## Begin Passage

More

ack_complete · 2026-06-01T23:26:26 1780356386

There is an analogous situation in graphics with signed normalized formats. The solution there is that the R16_SNORM format maps -1 to +1 as [-32767, 32767] with -32768 being a special value (not normally emitted, and mostly but not always interpreted as -32767). Some audio storage formats seem to use this mapping too.

ack_complete · 2026-05-07T02:48:24 1778122104

It's both. Originally Visual C++ binaries built for DLL-based C runtime relied on MSVCRT.DLL and that was installed by the redist. Starting with Visual Studio .NET 2002, separate CRT DLLs starting with MSVCR70.DLL were used. MSVCRT.DLL is now part of Windows to support parts of the OS itself and for compatibility with programs that still use it. I think some versions of MinGW also use MSVCRT.

## End Passage

Exercise 1 —
Identify every row below that contains the string "swatch", and copy each of those rows in full.

## Begin Data supplied

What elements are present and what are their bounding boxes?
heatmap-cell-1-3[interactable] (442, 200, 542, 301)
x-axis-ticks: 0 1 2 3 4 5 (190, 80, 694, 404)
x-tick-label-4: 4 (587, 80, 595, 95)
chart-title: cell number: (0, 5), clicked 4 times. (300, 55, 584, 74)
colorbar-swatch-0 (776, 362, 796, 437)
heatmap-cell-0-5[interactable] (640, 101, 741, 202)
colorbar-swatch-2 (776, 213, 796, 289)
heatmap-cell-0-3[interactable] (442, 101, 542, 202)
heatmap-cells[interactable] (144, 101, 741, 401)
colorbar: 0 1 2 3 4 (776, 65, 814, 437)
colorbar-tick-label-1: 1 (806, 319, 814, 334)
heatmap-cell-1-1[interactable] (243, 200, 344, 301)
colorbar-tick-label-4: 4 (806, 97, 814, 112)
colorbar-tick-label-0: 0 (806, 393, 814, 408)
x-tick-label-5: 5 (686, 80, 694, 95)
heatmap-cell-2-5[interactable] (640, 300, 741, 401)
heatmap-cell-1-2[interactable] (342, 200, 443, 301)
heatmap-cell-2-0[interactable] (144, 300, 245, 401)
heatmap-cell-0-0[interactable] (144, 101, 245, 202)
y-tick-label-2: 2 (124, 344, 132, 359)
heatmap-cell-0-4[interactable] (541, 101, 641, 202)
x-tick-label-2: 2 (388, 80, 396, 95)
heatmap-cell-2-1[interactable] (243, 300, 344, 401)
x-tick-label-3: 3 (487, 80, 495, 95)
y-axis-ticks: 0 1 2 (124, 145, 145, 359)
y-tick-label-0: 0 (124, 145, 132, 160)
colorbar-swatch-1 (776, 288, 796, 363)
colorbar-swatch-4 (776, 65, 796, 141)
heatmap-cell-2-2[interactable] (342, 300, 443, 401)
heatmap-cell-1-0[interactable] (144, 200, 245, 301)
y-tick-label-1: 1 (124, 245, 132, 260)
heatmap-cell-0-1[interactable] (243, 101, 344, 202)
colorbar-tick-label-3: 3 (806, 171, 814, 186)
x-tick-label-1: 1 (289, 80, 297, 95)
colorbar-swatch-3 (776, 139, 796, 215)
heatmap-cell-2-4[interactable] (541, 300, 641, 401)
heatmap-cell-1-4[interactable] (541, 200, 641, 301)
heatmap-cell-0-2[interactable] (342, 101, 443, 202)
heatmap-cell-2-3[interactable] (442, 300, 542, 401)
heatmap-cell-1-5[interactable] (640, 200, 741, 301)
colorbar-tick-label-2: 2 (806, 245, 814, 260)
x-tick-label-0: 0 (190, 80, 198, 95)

## End Data supplied

Exercise 2 —
Answer these questions using the forum thread above:
(a) In the R16_SNORM format, which value is treated as special?
(b) With which Visual Studio release did separate CRT DLLs begin to be used?
(c) Besides compatibility with programs that still use it, what reason does the thread give for MSVCRT.DLL now being part of Windows?

Full output 1 —
colorbar-swatch-0 (776, 362, 796, 437)
colorbar-swatch-2 (776, 213, 796, 289)
colorbar-swatch-1 (776, 288, 796, 363)
colorbar-swatch-4 (776, 65, 796, 141)
colorbar-swatch-3 (776, 139, 796, 215)

Full output 2 —
(a) -32768
(b) Visual Studio .NET 2002
(c) It supports parts of the OS itself.